Images excluded, repeat each entry below exactly.
— start —
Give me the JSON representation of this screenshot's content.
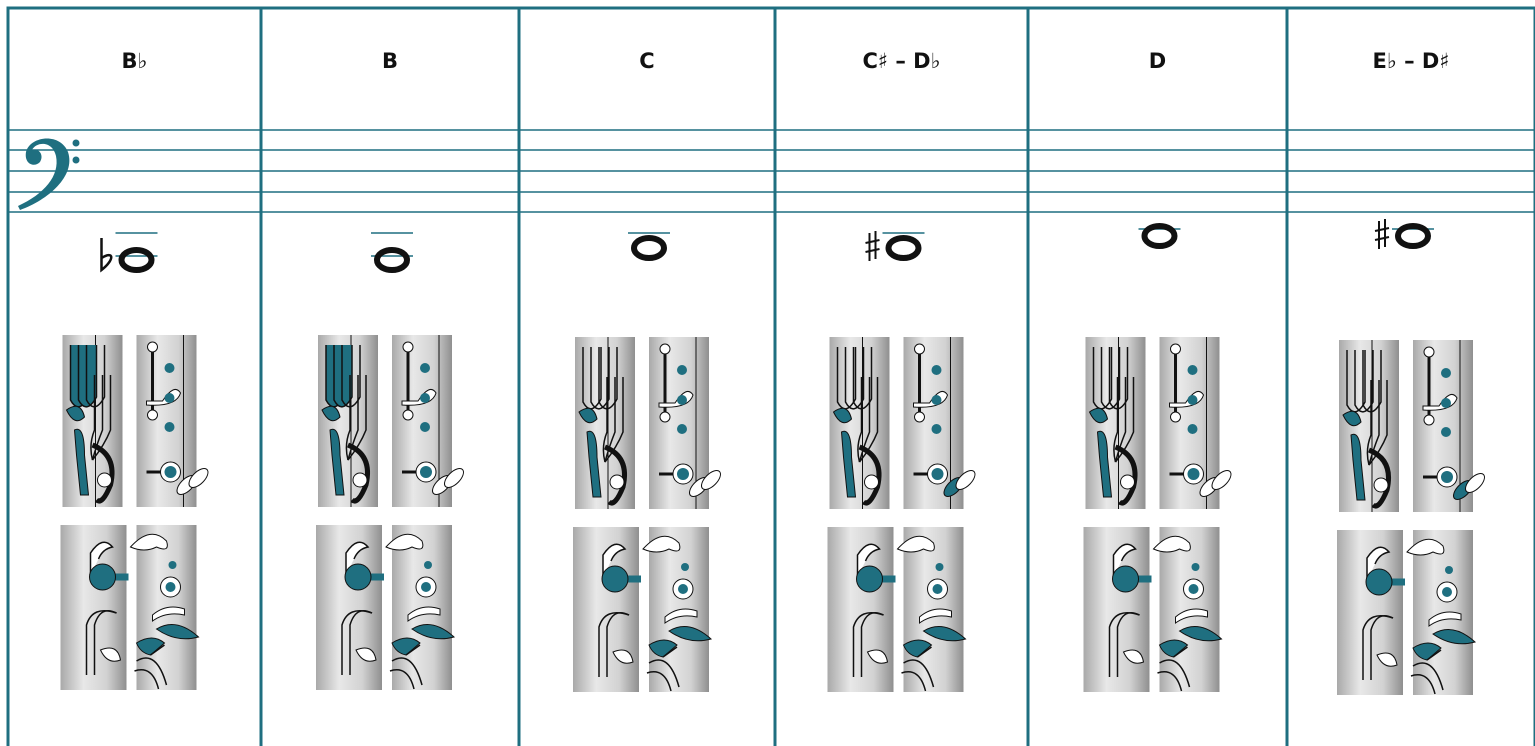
{
  "columns": [
    {
      "label": "B♭"
    },
    {
      "label": "B"
    },
    {
      "label": "C"
    },
    {
      "label": "C♯ – D♭"
    },
    {
      "label": "D"
    },
    {
      "label": "E♭ – D♯"
    }
  ]
}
— end —
Exercise result
Give me the JSON representation of this screenshot's content.
{
  "columns": [
    {
      "label": "B♭"
    },
    {
      "label": "B"
    },
    {
      "label": "C"
    },
    {
      "label": "C♯ – D♭"
    },
    {
      "label": "D"
    },
    {
      "label": "E♭ – D♯"
    }
  ]
}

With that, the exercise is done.